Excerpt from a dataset

■ ■ ■ ■ ■

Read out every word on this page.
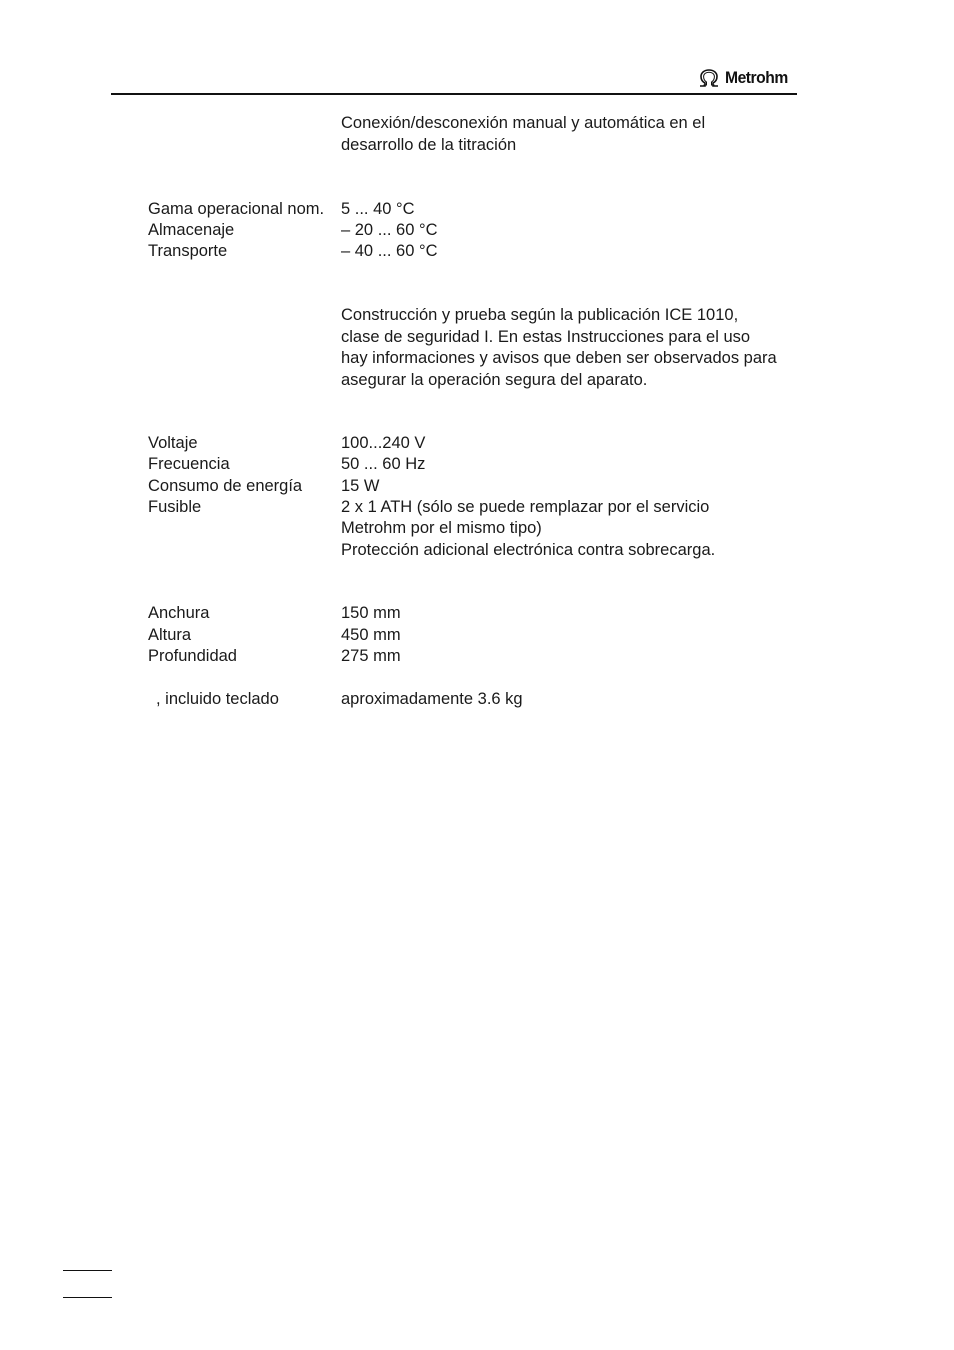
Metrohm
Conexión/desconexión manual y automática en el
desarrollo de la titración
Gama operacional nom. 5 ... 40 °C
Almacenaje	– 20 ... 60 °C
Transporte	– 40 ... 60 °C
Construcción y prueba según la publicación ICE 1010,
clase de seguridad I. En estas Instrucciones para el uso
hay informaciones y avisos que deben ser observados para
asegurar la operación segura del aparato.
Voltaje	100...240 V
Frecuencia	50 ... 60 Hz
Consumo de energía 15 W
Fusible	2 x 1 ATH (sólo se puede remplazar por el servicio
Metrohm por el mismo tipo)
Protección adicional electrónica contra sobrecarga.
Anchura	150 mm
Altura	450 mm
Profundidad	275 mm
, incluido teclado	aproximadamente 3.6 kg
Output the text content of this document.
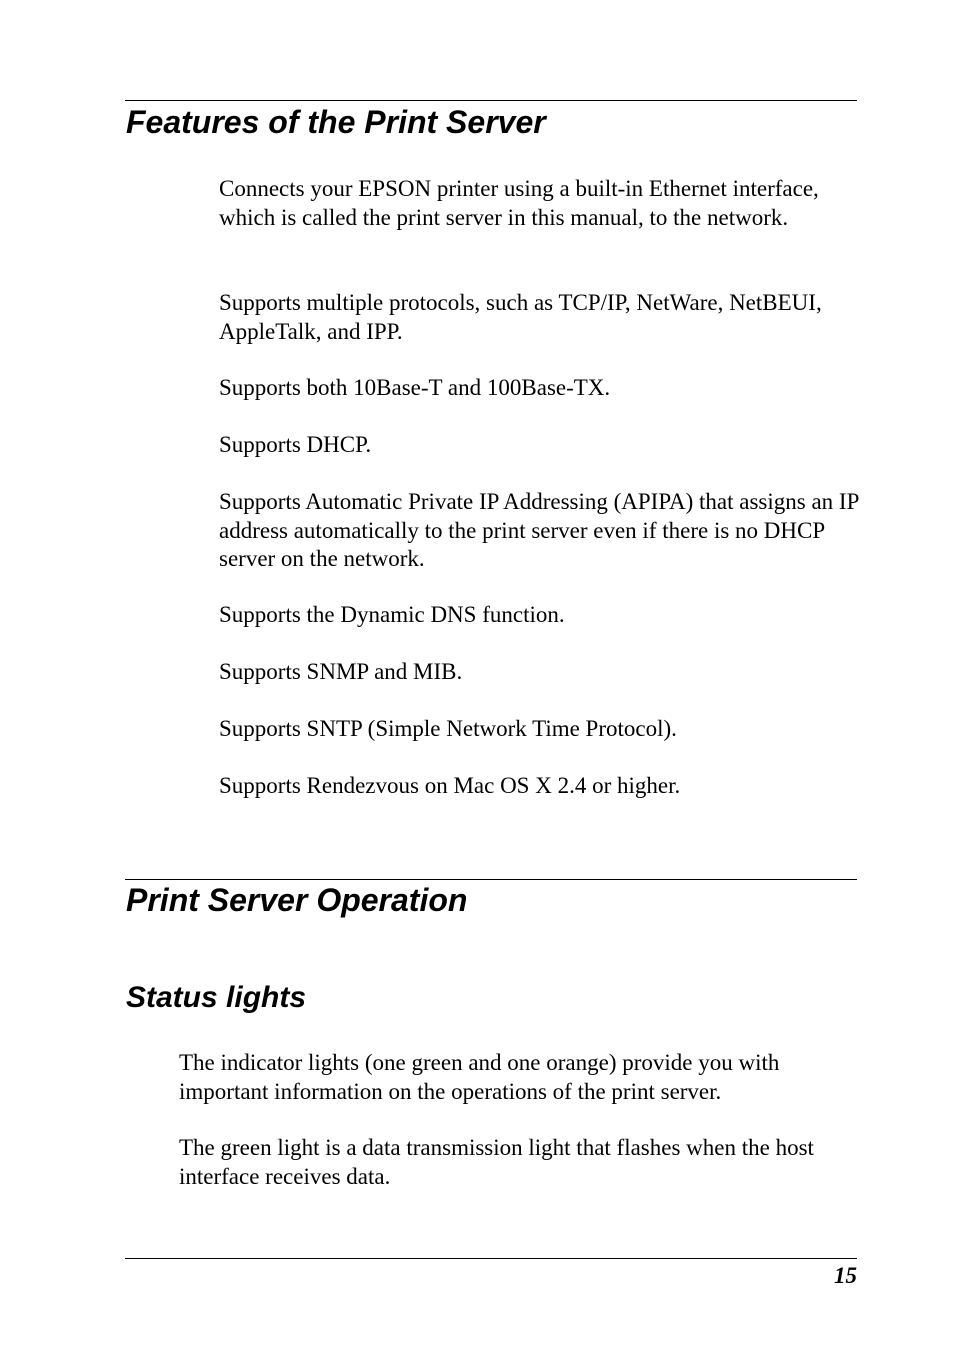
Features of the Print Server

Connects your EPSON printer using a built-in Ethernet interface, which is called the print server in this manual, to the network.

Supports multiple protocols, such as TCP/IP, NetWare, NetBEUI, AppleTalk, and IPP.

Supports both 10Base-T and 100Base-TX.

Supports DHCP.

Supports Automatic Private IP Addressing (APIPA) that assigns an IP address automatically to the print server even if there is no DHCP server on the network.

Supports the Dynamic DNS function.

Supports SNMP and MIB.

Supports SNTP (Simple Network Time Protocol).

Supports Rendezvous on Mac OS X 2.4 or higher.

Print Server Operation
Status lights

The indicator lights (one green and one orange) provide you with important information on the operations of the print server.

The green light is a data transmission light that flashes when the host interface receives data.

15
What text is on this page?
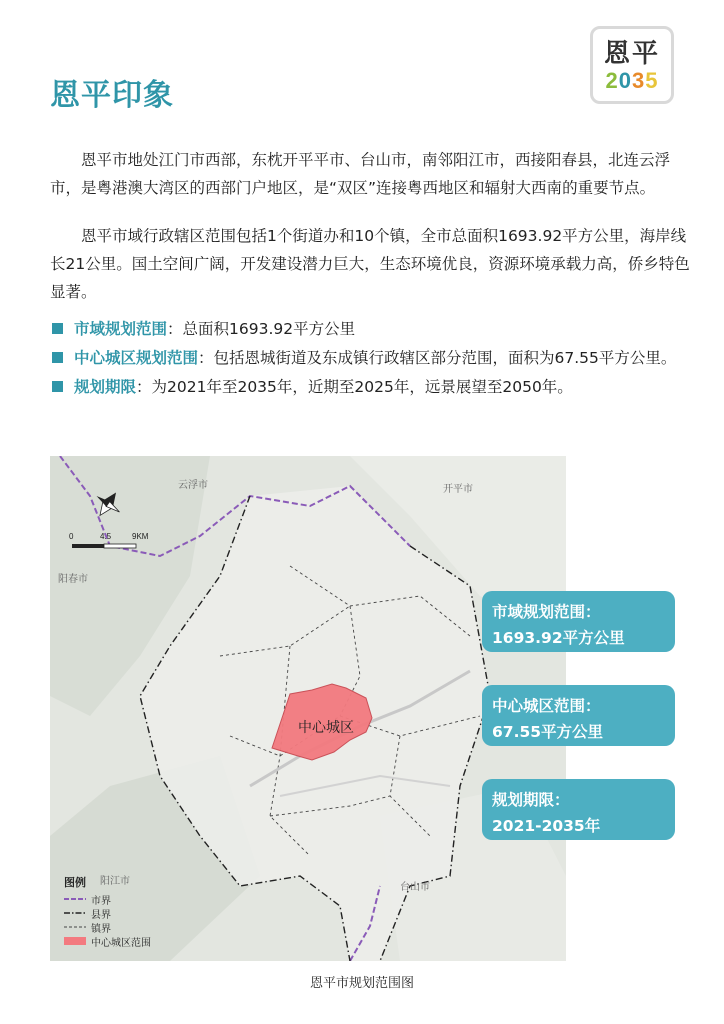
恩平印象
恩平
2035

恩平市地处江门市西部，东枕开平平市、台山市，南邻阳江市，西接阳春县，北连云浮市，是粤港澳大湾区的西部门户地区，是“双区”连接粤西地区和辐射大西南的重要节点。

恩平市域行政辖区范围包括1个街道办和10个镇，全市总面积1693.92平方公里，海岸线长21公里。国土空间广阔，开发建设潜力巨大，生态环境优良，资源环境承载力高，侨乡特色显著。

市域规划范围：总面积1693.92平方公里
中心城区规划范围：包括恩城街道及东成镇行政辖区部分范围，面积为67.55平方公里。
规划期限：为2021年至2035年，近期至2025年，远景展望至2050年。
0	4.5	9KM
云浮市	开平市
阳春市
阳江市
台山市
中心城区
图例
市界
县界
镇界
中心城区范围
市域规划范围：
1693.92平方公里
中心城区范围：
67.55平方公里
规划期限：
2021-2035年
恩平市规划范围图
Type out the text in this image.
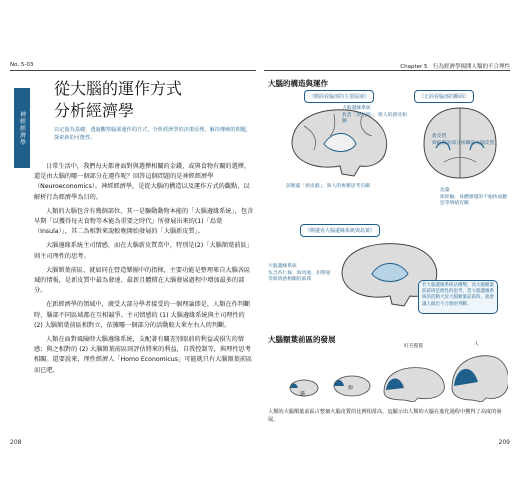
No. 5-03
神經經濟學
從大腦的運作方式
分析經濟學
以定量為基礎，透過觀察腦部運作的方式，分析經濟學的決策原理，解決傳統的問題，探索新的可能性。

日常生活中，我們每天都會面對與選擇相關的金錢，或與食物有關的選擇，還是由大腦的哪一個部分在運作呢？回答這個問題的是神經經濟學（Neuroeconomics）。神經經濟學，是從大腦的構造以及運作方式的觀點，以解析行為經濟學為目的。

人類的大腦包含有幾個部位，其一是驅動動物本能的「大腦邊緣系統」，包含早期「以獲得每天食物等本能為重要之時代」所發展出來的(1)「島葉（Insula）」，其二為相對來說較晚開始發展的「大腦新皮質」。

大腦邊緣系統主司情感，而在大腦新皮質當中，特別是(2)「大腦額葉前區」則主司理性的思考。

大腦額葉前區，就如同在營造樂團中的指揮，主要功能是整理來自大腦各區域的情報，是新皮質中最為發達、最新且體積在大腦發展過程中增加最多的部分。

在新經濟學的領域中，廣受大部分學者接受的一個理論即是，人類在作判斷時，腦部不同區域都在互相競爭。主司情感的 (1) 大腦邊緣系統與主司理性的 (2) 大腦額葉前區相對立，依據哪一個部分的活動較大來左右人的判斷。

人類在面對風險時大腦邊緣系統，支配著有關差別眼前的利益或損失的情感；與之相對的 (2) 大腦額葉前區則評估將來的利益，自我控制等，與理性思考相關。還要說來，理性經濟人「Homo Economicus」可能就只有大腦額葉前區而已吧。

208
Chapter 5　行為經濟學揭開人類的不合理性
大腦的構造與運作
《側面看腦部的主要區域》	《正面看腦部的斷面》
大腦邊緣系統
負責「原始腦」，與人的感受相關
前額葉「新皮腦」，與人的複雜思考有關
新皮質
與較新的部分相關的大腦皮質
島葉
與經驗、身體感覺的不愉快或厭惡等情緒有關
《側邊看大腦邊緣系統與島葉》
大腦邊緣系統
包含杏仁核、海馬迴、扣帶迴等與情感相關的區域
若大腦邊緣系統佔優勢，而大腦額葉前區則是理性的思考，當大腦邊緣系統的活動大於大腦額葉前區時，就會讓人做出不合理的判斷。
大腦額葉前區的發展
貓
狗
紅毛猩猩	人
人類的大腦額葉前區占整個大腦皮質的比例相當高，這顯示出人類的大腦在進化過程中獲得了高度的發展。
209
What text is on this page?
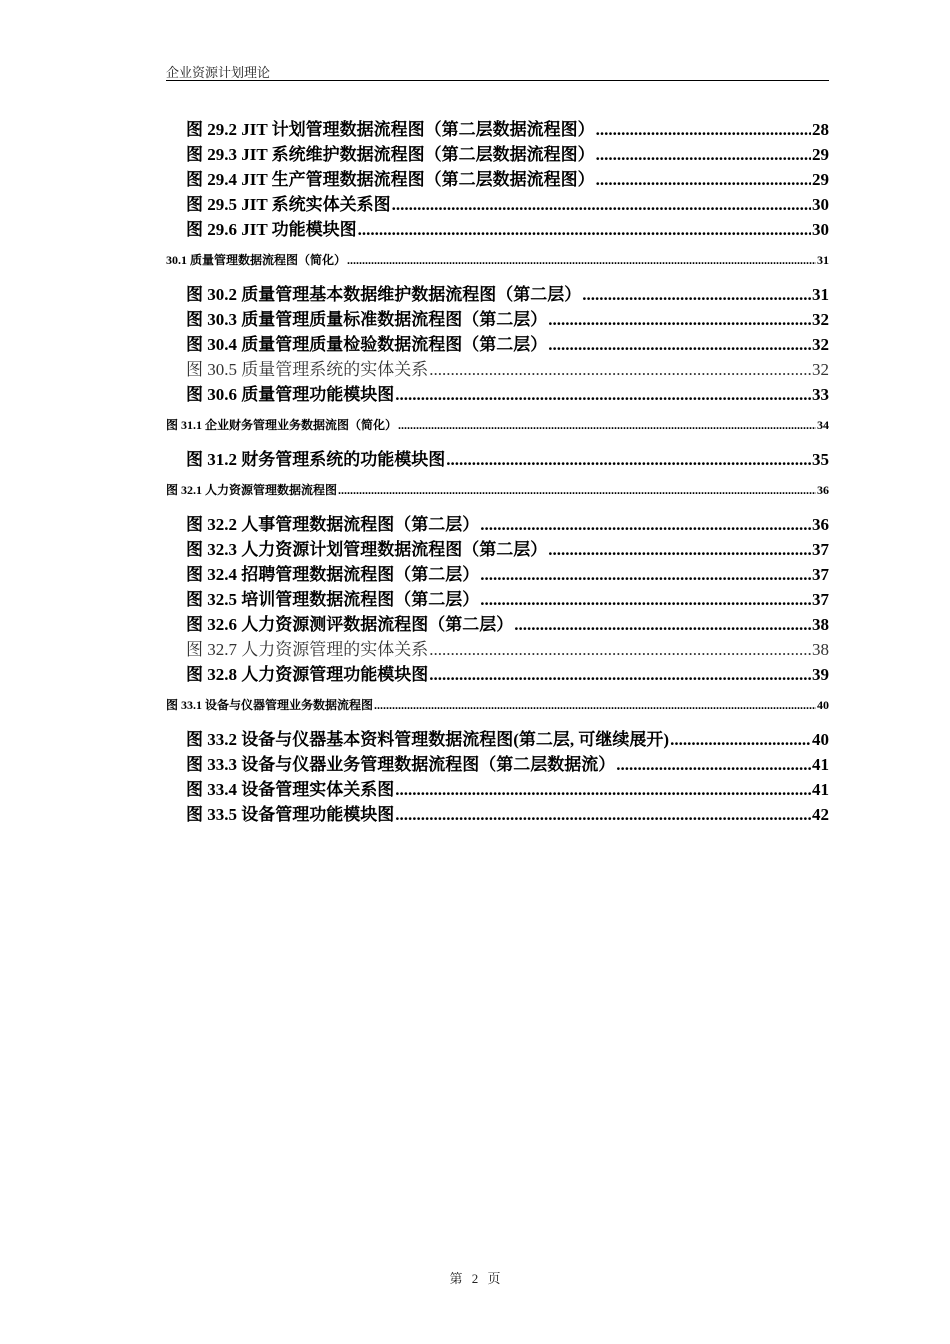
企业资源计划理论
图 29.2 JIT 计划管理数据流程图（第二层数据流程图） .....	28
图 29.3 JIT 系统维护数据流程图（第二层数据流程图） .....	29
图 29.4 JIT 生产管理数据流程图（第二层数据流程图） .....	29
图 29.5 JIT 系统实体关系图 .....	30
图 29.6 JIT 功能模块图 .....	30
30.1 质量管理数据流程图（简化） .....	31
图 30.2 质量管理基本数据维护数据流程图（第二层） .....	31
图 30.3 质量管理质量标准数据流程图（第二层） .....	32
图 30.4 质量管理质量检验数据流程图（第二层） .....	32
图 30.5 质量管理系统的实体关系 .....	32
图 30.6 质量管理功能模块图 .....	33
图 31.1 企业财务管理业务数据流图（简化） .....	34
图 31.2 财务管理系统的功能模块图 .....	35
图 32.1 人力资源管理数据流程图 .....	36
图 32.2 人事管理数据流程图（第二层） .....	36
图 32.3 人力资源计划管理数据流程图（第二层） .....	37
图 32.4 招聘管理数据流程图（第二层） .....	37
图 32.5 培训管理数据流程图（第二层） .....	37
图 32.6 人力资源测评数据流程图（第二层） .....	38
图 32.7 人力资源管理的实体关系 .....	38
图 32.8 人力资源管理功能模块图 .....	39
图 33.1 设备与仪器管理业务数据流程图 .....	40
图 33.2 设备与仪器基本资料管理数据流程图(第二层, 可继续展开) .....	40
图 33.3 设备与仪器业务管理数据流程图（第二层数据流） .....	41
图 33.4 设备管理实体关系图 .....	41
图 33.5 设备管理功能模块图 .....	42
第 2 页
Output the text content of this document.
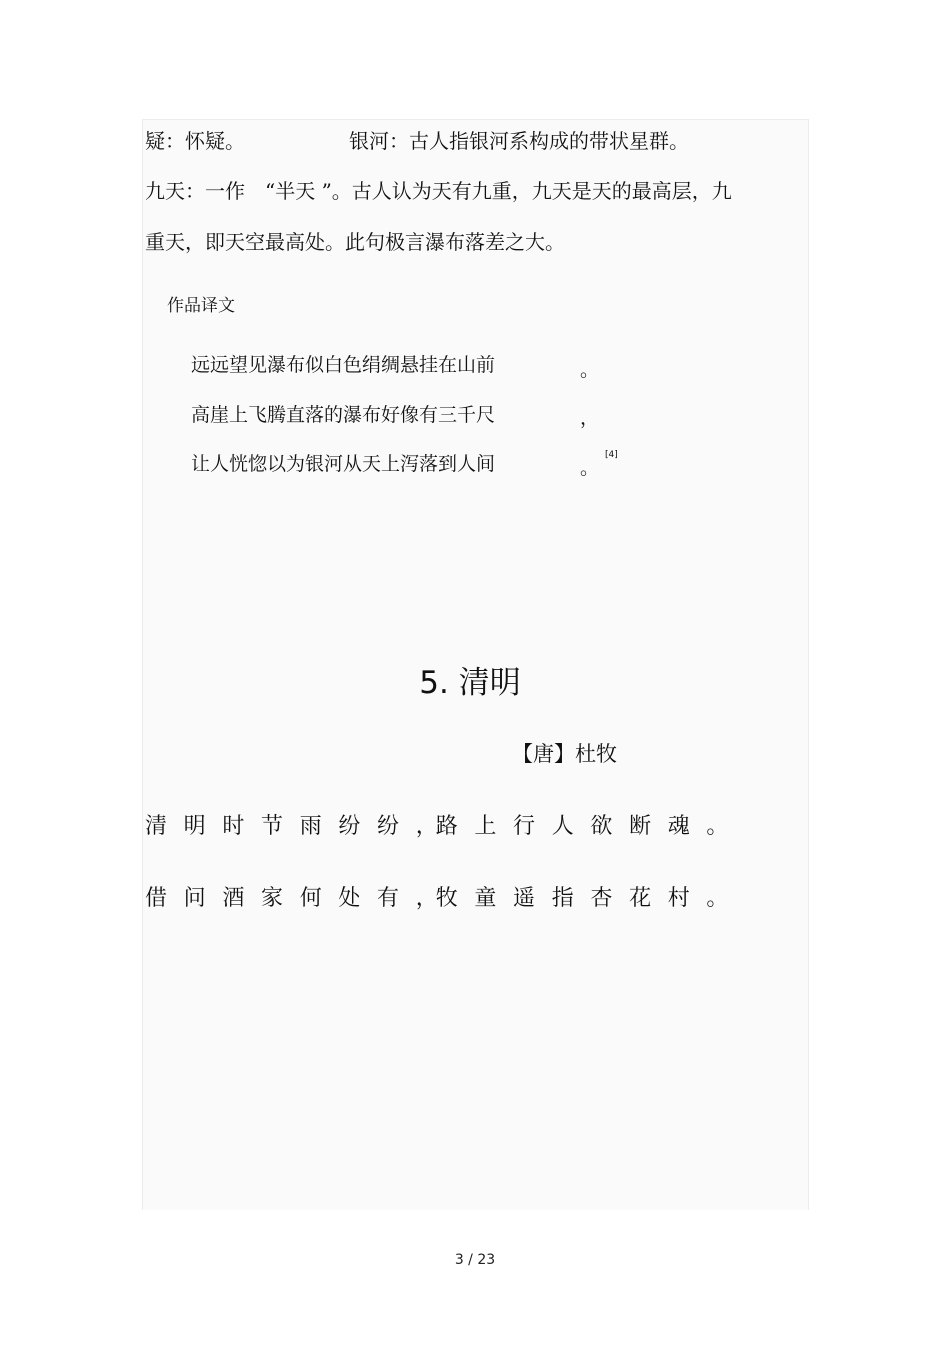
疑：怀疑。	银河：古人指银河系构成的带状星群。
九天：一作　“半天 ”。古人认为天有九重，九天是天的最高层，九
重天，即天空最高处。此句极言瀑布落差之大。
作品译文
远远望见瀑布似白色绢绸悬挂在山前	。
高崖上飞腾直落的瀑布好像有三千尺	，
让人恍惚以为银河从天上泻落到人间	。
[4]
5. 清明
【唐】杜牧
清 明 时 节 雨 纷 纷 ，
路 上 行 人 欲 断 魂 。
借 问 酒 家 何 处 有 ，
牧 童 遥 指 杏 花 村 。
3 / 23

■ ■ ■ ■ ■

**What is required:**
Look above for every line with the word "that" and copy it.

**Solution to this exercise:**
Supports Automatic Private IP Addressing (APIPA) that assigns an IP address automatically to the print server even if there is no DHCP server on the network.
The green light is a data transmission light that flashes when the host interface receives data.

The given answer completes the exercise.